== Input data ==

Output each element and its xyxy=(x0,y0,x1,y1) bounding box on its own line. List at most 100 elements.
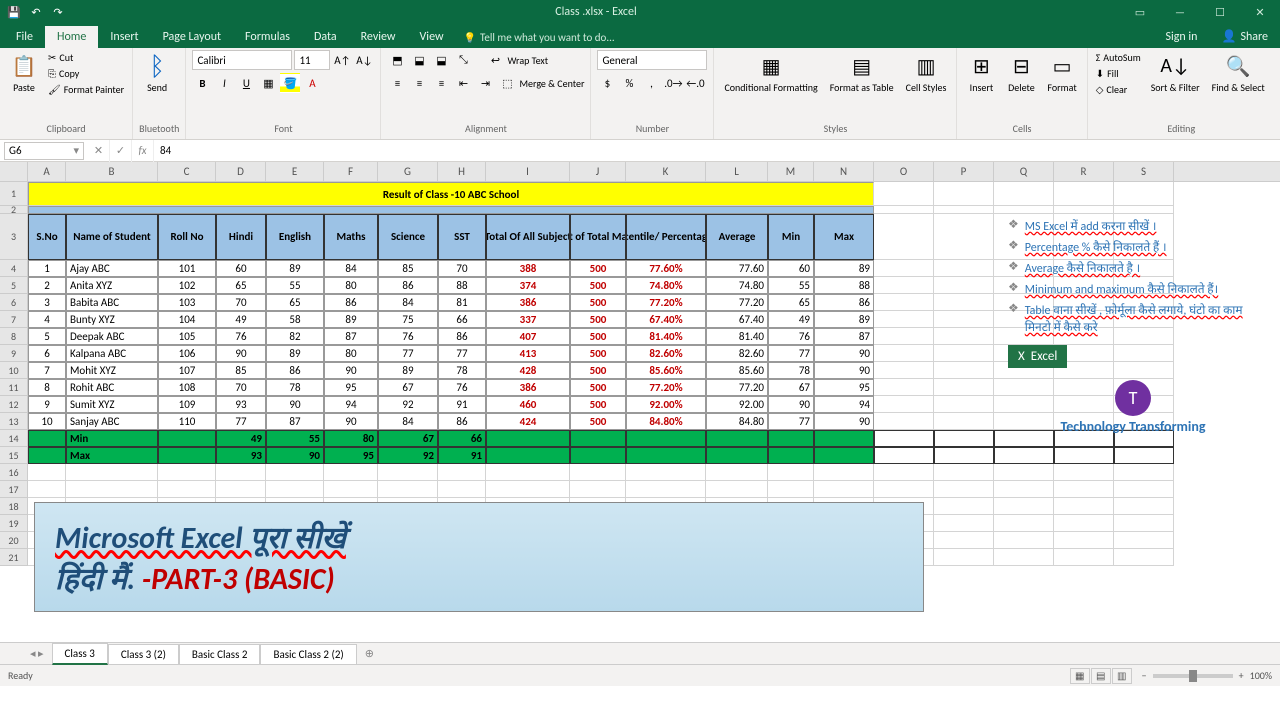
col-header[interactable]: A xyxy=(28,162,66,181)
data-cell[interactable]: 78 xyxy=(266,379,324,396)
data-cell[interactable]: 75 xyxy=(378,311,438,328)
data-cell[interactable]: 60 xyxy=(768,260,814,277)
data-cell[interactable]: 108 xyxy=(158,379,216,396)
row-header[interactable]: 21 xyxy=(0,549,28,566)
page-layout-view-icon[interactable]: ▤ xyxy=(1091,668,1111,684)
row-header[interactable]: 9 xyxy=(0,345,28,362)
align-middle-icon[interactable]: ⬓ xyxy=(409,50,429,70)
format-cells-button[interactable]: ▭Format xyxy=(1043,50,1080,95)
data-cell[interactable]: 84 xyxy=(378,294,438,311)
col-header[interactable]: I xyxy=(486,162,570,181)
fx-icon[interactable]: fx xyxy=(132,140,154,162)
data-cell[interactable]: 90 xyxy=(768,396,814,413)
col-header[interactable]: B xyxy=(66,162,158,181)
data-cell[interactable]: 82.60 xyxy=(706,345,768,362)
font-name-combo[interactable]: Calibri xyxy=(192,50,292,70)
data-cell[interactable]: 77 xyxy=(768,413,814,430)
col-header[interactable]: L xyxy=(706,162,768,181)
row-header[interactable]: 8 xyxy=(0,328,28,345)
row-header[interactable]: 10 xyxy=(0,362,28,379)
data-cell[interactable]: 89 xyxy=(324,311,378,328)
data-cell[interactable]: 76 xyxy=(216,328,266,345)
data-cell[interactable]: 77.20 xyxy=(706,379,768,396)
data-cell[interactable]: 386 xyxy=(486,294,570,311)
data-cell[interactable]: 66 xyxy=(438,311,486,328)
data-cell[interactable]: 74.80% xyxy=(626,277,706,294)
data-cell[interactable]: 58 xyxy=(266,311,324,328)
sheet-tab[interactable]: Class 3 xyxy=(52,643,108,665)
cancel-formula-icon[interactable]: ✕ xyxy=(88,140,110,162)
col-header[interactable]: M xyxy=(768,162,814,181)
data-cell[interactable]: 374 xyxy=(486,277,570,294)
align-bottom-icon[interactable]: ⬓ xyxy=(431,50,451,70)
data-cell[interactable]: 76 xyxy=(378,328,438,345)
data-cell[interactable]: 95 xyxy=(324,379,378,396)
data-cell[interactable]: 500 xyxy=(570,260,626,277)
redo-icon[interactable]: ↷ xyxy=(50,4,66,20)
row-header[interactable]: 14 xyxy=(0,430,28,447)
tab-data[interactable]: Data xyxy=(302,26,349,48)
data-cell[interactable]: 500 xyxy=(570,328,626,345)
data-cell[interactable]: 460 xyxy=(486,396,570,413)
data-cell[interactable]: 86 xyxy=(324,294,378,311)
data-cell[interactable]: 500 xyxy=(570,345,626,362)
data-cell[interactable]: 60 xyxy=(216,260,266,277)
col-header[interactable]: H xyxy=(438,162,486,181)
data-cell[interactable]: 85.60% xyxy=(626,362,706,379)
data-cell[interactable]: 90 xyxy=(814,413,874,430)
data-cell[interactable]: 84.80 xyxy=(706,413,768,430)
data-cell[interactable]: Babita ABC xyxy=(66,294,158,311)
data-cell[interactable]: 90 xyxy=(814,345,874,362)
data-cell[interactable]: 500 xyxy=(570,362,626,379)
col-header[interactable]: S xyxy=(1114,162,1174,181)
data-cell[interactable]: 91 xyxy=(438,396,486,413)
data-cell[interactable]: 82 xyxy=(266,328,324,345)
increase-indent-icon[interactable]: ⇥ xyxy=(475,73,495,93)
data-cell[interactable]: 86 xyxy=(814,294,874,311)
data-cell[interactable]: 424 xyxy=(486,413,570,430)
data-cell[interactable]: 92.00% xyxy=(626,396,706,413)
data-cell[interactable]: 49 xyxy=(216,311,266,328)
close-icon[interactable]: ✕ xyxy=(1240,0,1280,24)
data-cell[interactable]: 103 xyxy=(158,294,216,311)
underline-button[interactable]: U xyxy=(236,73,256,93)
bold-button[interactable]: B xyxy=(192,73,212,93)
row-header[interactable]: 18 xyxy=(0,498,28,515)
data-cell[interactable]: 85 xyxy=(378,260,438,277)
data-cell[interactable]: 388 xyxy=(486,260,570,277)
row-header[interactable]: 3 xyxy=(0,214,28,260)
data-cell[interactable]: 94 xyxy=(324,396,378,413)
data-cell[interactable]: 77.20% xyxy=(626,294,706,311)
clear-button[interactable]: ◇ Clear xyxy=(1094,82,1143,97)
comma-format-icon[interactable]: , xyxy=(641,73,661,93)
page-break-view-icon[interactable]: ▥ xyxy=(1112,668,1132,684)
tab-formulas[interactable]: Formulas xyxy=(233,26,302,48)
row-header[interactable]: 16 xyxy=(0,464,28,481)
col-header[interactable]: J xyxy=(570,162,626,181)
data-cell[interactable]: 90 xyxy=(814,362,874,379)
data-cell[interactable]: 413 xyxy=(486,345,570,362)
row-header[interactable]: 17 xyxy=(0,481,28,498)
data-cell[interactable]: 85.60 xyxy=(706,362,768,379)
data-cell[interactable]: 76 xyxy=(768,328,814,345)
tab-insert[interactable]: Insert xyxy=(98,26,150,48)
data-cell[interactable]: 89 xyxy=(814,311,874,328)
data-cell[interactable]: 77 xyxy=(768,345,814,362)
accounting-format-icon[interactable]: $ xyxy=(597,73,617,93)
tell-me-search[interactable]: Tell me what you want to do... xyxy=(456,27,623,48)
data-cell[interactable]: 70 xyxy=(216,379,266,396)
col-header[interactable]: E xyxy=(266,162,324,181)
data-cell[interactable]: 337 xyxy=(486,311,570,328)
data-cell[interactable]: 6 xyxy=(28,345,66,362)
data-cell[interactable]: 1 xyxy=(28,260,66,277)
sign-in-link[interactable]: Sign in xyxy=(1153,26,1209,48)
delete-cells-button[interactable]: ⊟Delete xyxy=(1003,50,1039,95)
col-header[interactable]: K xyxy=(626,162,706,181)
increase-font-icon[interactable]: A↑ xyxy=(332,50,352,70)
data-cell[interactable]: Sumit XYZ xyxy=(66,396,158,413)
data-cell[interactable]: 84 xyxy=(378,413,438,430)
data-cell[interactable]: 500 xyxy=(570,396,626,413)
data-cell[interactable]: 70 xyxy=(438,260,486,277)
data-cell[interactable]: 77.60 xyxy=(706,260,768,277)
sheet-nav-buttons[interactable]: ◂ ▸ xyxy=(30,647,44,660)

===

Reproduce every line of the records above word for word, omitting the pictures.

Output each element and its xyxy=(x0,y0,x1,y1) bounding box on its own line. List at most 100 elements.
col-header[interactable]: A xyxy=(28,162,66,181)
data-cell[interactable]: 78 xyxy=(266,379,324,396)
data-cell[interactable]: 75 xyxy=(378,311,438,328)
data-cell[interactable]: 60 xyxy=(768,260,814,277)
data-cell[interactable]: 108 xyxy=(158,379,216,396)
row-header[interactable]: 21 xyxy=(0,549,28,566)
page-layout-view-icon[interactable]: ▤ xyxy=(1091,668,1111,684)
row-header[interactable]: 9 xyxy=(0,345,28,362)
align-middle-icon[interactable]: ⬓ xyxy=(409,50,429,70)
format-cells-button[interactable]: ▭Format xyxy=(1043,50,1080,95)
data-cell[interactable]: 84 xyxy=(378,294,438,311)
col-header[interactable]: I xyxy=(486,162,570,181)
fx-icon[interactable]: fx xyxy=(132,140,154,162)
data-cell[interactable]: 90 xyxy=(768,396,814,413)
col-header[interactable]: B xyxy=(66,162,158,181)
data-cell[interactable]: 82.60 xyxy=(706,345,768,362)
font-name-combo[interactable]: Calibri xyxy=(192,50,292,70)
data-cell[interactable]: 77 xyxy=(768,413,814,430)
col-header[interactable]: L xyxy=(706,162,768,181)
row-header[interactable]: 8 xyxy=(0,328,28,345)
row-header[interactable]: 10 xyxy=(0,362,28,379)
data-cell[interactable]: 89 xyxy=(324,311,378,328)
data-cell[interactable]: 76 xyxy=(216,328,266,345)
data-cell[interactable]: 77.20 xyxy=(706,379,768,396)
data-cell[interactable]: 386 xyxy=(486,294,570,311)
data-cell[interactable]: 66 xyxy=(438,311,486,328)
data-cell[interactable]: 74.80% xyxy=(626,277,706,294)
data-cell[interactable]: 58 xyxy=(266,311,324,328)
sheet-tab[interactable]: Class 3 xyxy=(52,643,108,665)
cancel-formula-icon[interactable]: ✕ xyxy=(88,140,110,162)
col-header[interactable]: M xyxy=(768,162,814,181)
data-cell[interactable]: 374 xyxy=(486,277,570,294)
align-bottom-icon[interactable]: ⬓ xyxy=(431,50,451,70)
data-cell[interactable]: 76 xyxy=(378,328,438,345)
data-cell[interactable]: 95 xyxy=(324,379,378,396)
data-cell[interactable]: 500 xyxy=(570,260,626,277)
redo-icon[interactable]: ↷ xyxy=(50,4,66,20)
row-header[interactable]: 14 xyxy=(0,430,28,447)
tab-data[interactable]: Data xyxy=(302,26,349,48)
data-cell[interactable]: 500 xyxy=(570,328,626,345)
data-cell[interactable]: 460 xyxy=(486,396,570,413)
data-cell[interactable]: 86 xyxy=(324,294,378,311)
data-cell[interactable]: 500 xyxy=(570,345,626,362)
data-cell[interactable]: 60 xyxy=(216,260,266,277)
col-header[interactable]: H xyxy=(438,162,486,181)
data-cell[interactable]: 85.60% xyxy=(626,362,706,379)
data-cell[interactable]: 90 xyxy=(814,413,874,430)
data-cell[interactable]: 84.80 xyxy=(706,413,768,430)
data-cell[interactable]: Babita ABC xyxy=(66,294,158,311)
data-cell[interactable]: 90 xyxy=(814,345,874,362)
data-cell[interactable]: 500 xyxy=(570,362,626,379)
col-header[interactable]: S xyxy=(1114,162,1174,181)
data-cell[interactable]: 91 xyxy=(438,396,486,413)
data-cell[interactable]: 82 xyxy=(266,328,324,345)
increase-indent-icon[interactable]: ⇥ xyxy=(475,73,495,93)
data-cell[interactable]: 86 xyxy=(814,294,874,311)
data-cell[interactable]: 424 xyxy=(486,413,570,430)
data-cell[interactable]: 92.00% xyxy=(626,396,706,413)
data-cell[interactable]: 49 xyxy=(216,311,266,328)
close-icon[interactable]: ✕ xyxy=(1240,0,1280,24)
data-cell[interactable]: 103 xyxy=(158,294,216,311)
underline-button[interactable]: U xyxy=(236,73,256,93)
bold-button[interactable]: B xyxy=(192,73,212,93)
row-header[interactable]: 18 xyxy=(0,498,28,515)
data-cell[interactable]: 85 xyxy=(378,260,438,277)
data-cell[interactable]: 388 xyxy=(486,260,570,277)
row-header[interactable]: 3 xyxy=(0,214,28,260)
data-cell[interactable]: 94 xyxy=(324,396,378,413)
data-cell[interactable]: 77.20% xyxy=(626,294,706,311)
clear-button[interactable]: ◇ Clear xyxy=(1094,82,1143,97)
comma-format-icon[interactable]: , xyxy=(641,73,661,93)
page-break-view-icon[interactable]: ▥ xyxy=(1112,668,1132,684)
tab-formulas[interactable]: Formulas xyxy=(233,26,302,48)
row-header[interactable]: 16 xyxy=(0,464,28,481)
col-header[interactable]: J xyxy=(570,162,626,181)
data-cell[interactable]: 90 xyxy=(814,362,874,379)
data-cell[interactable]: 413 xyxy=(486,345,570,362)
row-header[interactable]: 17 xyxy=(0,481,28,498)
data-cell[interactable]: 85.60 xyxy=(706,362,768,379)
data-cell[interactable]: 76 xyxy=(768,328,814,345)
tab-insert[interactable]: Insert xyxy=(98,26,150,48)
data-cell[interactable]: 89 xyxy=(814,311,874,328)
data-cell[interactable]: 77 xyxy=(768,345,814,362)
accounting-format-icon[interactable]: $ xyxy=(597,73,617,93)
tell-me-search[interactable]: Tell me what you want to do... xyxy=(456,27,623,48)
data-cell[interactable]: 70 xyxy=(216,379,266,396)
col-header[interactable]: E xyxy=(266,162,324,181)
data-cell[interactable]: 337 xyxy=(486,311,570,328)
data-cell[interactable]: 6 xyxy=(28,345,66,362)
data-cell[interactable]: 1 xyxy=(28,260,66,277)
sign-in-link[interactable]: Sign in xyxy=(1153,26,1209,48)
delete-cells-button[interactable]: ⊟Delete xyxy=(1003,50,1039,95)
col-header[interactable]: K xyxy=(626,162,706,181)
increase-font-icon[interactable]: A↑ xyxy=(332,50,352,70)
data-cell[interactable]: Sumit XYZ xyxy=(66,396,158,413)
data-cell[interactable]: 84 xyxy=(378,413,438,430)
data-cell[interactable]: 500 xyxy=(570,396,626,413)
data-cell[interactable]: 70 xyxy=(438,260,486,277)
data-cell[interactable]: 77.60 xyxy=(706,260,768,277)
sheet-nav-buttons[interactable]: ◂ ▸ xyxy=(30,647,44,660)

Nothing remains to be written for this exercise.